Using the records below, copy out exactly the line that contains "What does this" and every line that follows it, up to and including the last, and no others.

(Data entries)
◇ ◇ ◇

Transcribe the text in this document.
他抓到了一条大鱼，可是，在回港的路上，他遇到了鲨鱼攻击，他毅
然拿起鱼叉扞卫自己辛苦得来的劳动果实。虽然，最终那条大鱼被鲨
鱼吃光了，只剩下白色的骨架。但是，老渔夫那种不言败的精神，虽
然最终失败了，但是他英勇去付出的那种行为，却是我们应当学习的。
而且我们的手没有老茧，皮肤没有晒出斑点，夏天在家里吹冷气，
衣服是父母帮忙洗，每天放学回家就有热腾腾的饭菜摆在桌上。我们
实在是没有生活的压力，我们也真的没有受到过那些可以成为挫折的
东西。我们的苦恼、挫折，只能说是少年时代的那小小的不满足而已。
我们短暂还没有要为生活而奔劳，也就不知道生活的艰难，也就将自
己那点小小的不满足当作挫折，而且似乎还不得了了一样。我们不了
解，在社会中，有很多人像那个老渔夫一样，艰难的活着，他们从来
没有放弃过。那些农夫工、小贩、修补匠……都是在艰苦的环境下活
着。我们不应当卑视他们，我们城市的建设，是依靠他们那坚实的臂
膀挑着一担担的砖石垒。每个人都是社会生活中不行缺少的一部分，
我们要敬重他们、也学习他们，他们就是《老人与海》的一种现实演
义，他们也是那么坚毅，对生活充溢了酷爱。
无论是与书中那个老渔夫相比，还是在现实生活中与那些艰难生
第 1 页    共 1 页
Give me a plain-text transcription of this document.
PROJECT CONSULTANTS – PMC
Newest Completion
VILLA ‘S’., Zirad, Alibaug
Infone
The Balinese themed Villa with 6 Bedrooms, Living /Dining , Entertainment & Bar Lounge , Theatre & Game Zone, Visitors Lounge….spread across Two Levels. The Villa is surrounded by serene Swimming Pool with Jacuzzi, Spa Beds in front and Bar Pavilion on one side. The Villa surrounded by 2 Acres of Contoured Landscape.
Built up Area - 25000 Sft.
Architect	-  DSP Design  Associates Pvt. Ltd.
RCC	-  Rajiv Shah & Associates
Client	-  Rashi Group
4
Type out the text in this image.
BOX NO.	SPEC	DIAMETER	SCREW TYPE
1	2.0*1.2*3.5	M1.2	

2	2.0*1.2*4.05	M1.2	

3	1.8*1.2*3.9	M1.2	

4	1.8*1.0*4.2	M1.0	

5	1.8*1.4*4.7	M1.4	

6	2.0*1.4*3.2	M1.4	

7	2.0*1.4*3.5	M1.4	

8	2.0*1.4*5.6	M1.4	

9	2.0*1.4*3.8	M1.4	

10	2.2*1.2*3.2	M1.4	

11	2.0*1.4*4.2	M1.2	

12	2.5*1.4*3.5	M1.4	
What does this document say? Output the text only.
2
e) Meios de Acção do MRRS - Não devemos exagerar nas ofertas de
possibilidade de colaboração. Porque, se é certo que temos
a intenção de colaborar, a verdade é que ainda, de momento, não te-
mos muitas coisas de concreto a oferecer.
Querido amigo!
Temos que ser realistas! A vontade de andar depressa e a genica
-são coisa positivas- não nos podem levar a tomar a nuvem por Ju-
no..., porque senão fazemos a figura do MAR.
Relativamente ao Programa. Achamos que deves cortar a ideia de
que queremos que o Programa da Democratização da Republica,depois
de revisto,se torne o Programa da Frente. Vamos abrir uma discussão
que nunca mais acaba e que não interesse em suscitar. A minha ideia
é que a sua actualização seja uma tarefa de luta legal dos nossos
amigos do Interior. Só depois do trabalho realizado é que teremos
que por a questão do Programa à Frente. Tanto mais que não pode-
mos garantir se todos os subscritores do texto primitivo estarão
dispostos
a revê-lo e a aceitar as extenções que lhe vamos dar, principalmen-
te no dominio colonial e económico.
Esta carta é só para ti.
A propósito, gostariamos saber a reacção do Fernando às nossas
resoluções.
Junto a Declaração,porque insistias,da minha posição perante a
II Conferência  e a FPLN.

◇ ◇ ◇

**Exercise output:**
What does this document say? Output the text only.
2
e) Meios de Acção do MRRS - Não devemos exagerar nas ofertas de
possibilidade de colaboração. Porque, se é certo que temos
a intenção de colaborar, a verdade é que ainda, de momento, não te-
mos muitas coisas de concreto a oferecer.
Querido amigo!
Temos que ser realistas! A vontade de andar depressa e a genica
-são coisa positivas- não nos podem levar a tomar a nuvem por Ju-
no..., porque senão fazemos a figura do MAR.
Relativamente ao Programa. Achamos que deves cortar a ideia de
que queremos que o Programa da Democratização da Republica,depois
de revisto,se torne o Programa da Frente. Vamos abrir uma discussão
que nunca mais acaba e que não interesse em suscitar. A minha ideia
é que a sua actualização seja uma tarefa de luta legal dos nossos
amigos do Interior. Só depois do trabalho realizado é que teremos
que por a questão do Programa à Frente. Tanto mais que não pode-
mos garantir se todos os subscritores do texto primitivo estarão
dispostos
a revê-lo e a aceitar as extenções que lhe vamos dar, principalmen-
te no dominio colonial e económico.
Esta carta é só para ti.
A propósito, gostariamos saber a reacção do Fernando às nossas
resoluções.
Junto a Declaração,porque insistias,da minha posição perante a
II Conferência  e a FPLN.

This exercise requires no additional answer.